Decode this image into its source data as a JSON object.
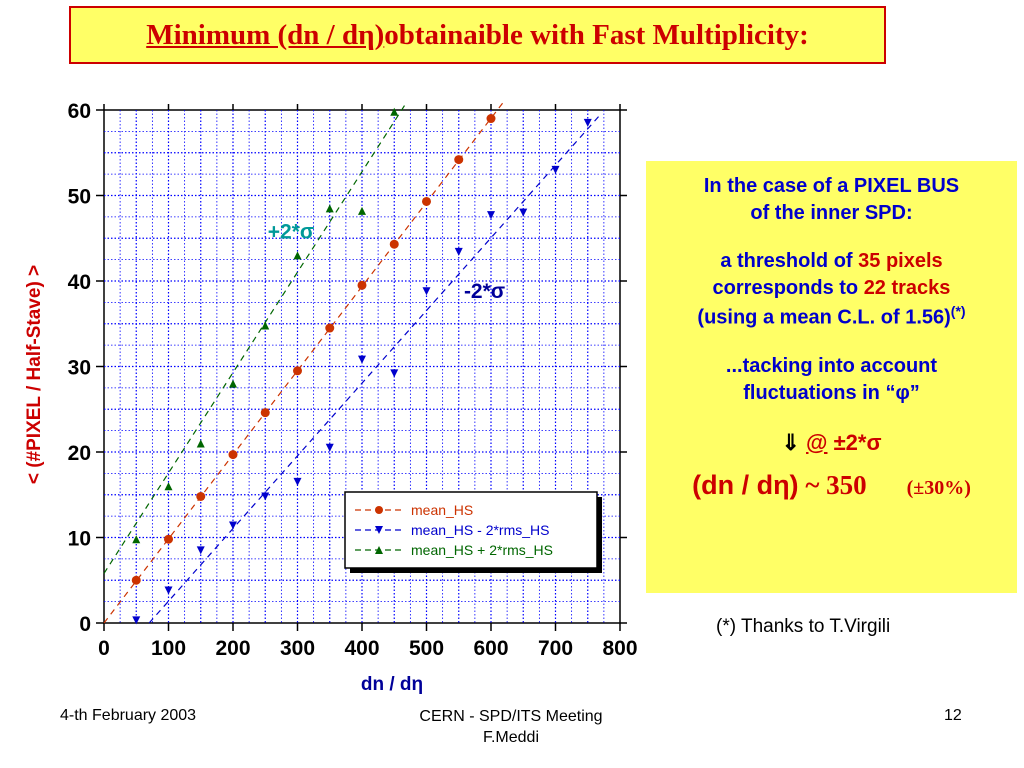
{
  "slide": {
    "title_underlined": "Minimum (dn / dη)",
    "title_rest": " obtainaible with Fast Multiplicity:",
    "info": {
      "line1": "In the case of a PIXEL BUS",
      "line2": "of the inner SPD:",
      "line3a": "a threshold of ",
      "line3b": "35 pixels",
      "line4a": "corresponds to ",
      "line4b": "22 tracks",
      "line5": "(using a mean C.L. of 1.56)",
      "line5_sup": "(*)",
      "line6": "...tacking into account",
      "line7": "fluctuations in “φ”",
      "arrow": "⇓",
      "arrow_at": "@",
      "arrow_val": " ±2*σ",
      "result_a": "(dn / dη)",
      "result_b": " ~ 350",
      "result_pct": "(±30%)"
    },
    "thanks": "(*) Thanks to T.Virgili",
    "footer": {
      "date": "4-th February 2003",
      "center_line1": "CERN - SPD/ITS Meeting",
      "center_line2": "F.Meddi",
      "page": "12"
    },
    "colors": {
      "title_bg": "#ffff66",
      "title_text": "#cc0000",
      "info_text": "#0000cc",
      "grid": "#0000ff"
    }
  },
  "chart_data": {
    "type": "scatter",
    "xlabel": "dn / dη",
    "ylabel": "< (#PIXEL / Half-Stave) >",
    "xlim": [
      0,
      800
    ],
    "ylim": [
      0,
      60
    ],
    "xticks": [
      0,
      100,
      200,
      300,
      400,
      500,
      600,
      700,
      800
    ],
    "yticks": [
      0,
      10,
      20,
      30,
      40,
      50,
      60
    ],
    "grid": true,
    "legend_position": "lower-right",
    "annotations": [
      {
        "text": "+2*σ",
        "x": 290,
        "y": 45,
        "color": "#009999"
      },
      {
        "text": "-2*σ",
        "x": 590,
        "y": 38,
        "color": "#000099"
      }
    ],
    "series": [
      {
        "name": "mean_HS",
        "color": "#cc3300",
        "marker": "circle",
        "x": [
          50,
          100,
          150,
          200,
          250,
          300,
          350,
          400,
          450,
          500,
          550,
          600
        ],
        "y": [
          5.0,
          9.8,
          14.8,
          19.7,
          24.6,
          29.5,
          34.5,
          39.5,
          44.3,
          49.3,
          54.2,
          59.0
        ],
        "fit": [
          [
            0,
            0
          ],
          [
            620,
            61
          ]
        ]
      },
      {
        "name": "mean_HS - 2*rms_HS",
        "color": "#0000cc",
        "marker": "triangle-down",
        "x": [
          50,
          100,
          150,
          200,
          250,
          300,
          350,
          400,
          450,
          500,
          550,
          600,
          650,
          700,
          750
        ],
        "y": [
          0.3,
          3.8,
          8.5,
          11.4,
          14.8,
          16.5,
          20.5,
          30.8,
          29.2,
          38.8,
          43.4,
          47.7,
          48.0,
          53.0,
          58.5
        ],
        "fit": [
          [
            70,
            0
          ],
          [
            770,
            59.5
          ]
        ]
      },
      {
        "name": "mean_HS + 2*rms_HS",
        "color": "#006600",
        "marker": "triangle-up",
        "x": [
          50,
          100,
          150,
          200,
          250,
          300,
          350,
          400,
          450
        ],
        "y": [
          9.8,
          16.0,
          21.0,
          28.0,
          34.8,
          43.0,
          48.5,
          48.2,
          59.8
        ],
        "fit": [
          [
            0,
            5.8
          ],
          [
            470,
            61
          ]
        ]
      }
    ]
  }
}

+ + + + +

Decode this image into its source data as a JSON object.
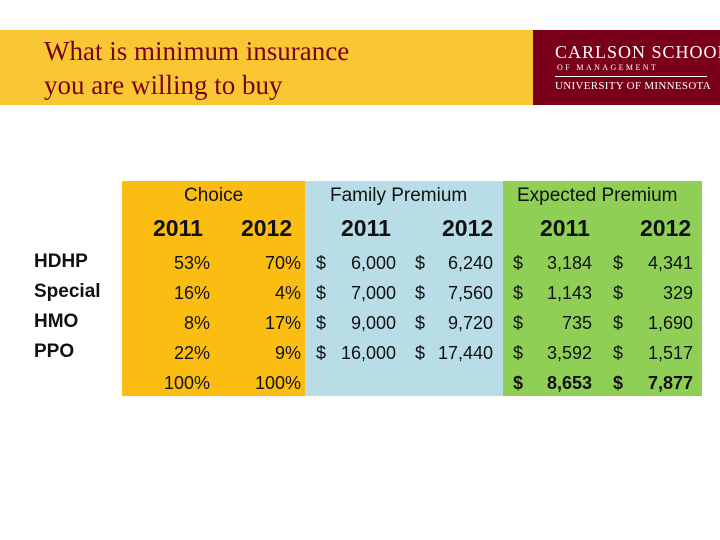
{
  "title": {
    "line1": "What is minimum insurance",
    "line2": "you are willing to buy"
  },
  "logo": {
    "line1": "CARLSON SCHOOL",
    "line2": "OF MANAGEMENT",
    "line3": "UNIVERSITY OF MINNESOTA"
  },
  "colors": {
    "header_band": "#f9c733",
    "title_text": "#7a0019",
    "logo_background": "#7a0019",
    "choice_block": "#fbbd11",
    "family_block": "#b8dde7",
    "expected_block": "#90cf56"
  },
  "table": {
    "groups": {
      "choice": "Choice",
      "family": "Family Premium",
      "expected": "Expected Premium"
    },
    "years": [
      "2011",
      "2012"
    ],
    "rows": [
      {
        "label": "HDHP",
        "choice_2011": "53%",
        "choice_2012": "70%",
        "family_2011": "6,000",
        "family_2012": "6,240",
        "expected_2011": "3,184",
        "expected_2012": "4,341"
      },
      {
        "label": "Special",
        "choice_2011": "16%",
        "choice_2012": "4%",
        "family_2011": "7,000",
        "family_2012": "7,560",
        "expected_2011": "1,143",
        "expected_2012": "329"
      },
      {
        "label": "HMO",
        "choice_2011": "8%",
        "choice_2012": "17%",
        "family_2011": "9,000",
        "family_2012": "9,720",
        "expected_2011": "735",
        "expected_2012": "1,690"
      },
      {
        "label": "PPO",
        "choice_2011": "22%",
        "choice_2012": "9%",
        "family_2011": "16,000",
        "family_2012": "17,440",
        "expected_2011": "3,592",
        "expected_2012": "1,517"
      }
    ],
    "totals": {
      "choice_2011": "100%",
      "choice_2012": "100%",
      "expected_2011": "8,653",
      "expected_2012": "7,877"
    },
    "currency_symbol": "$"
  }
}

+ + + + +

**AIM**:
Write only the number of lines that include "name".

**FULL RESPONSE**:
3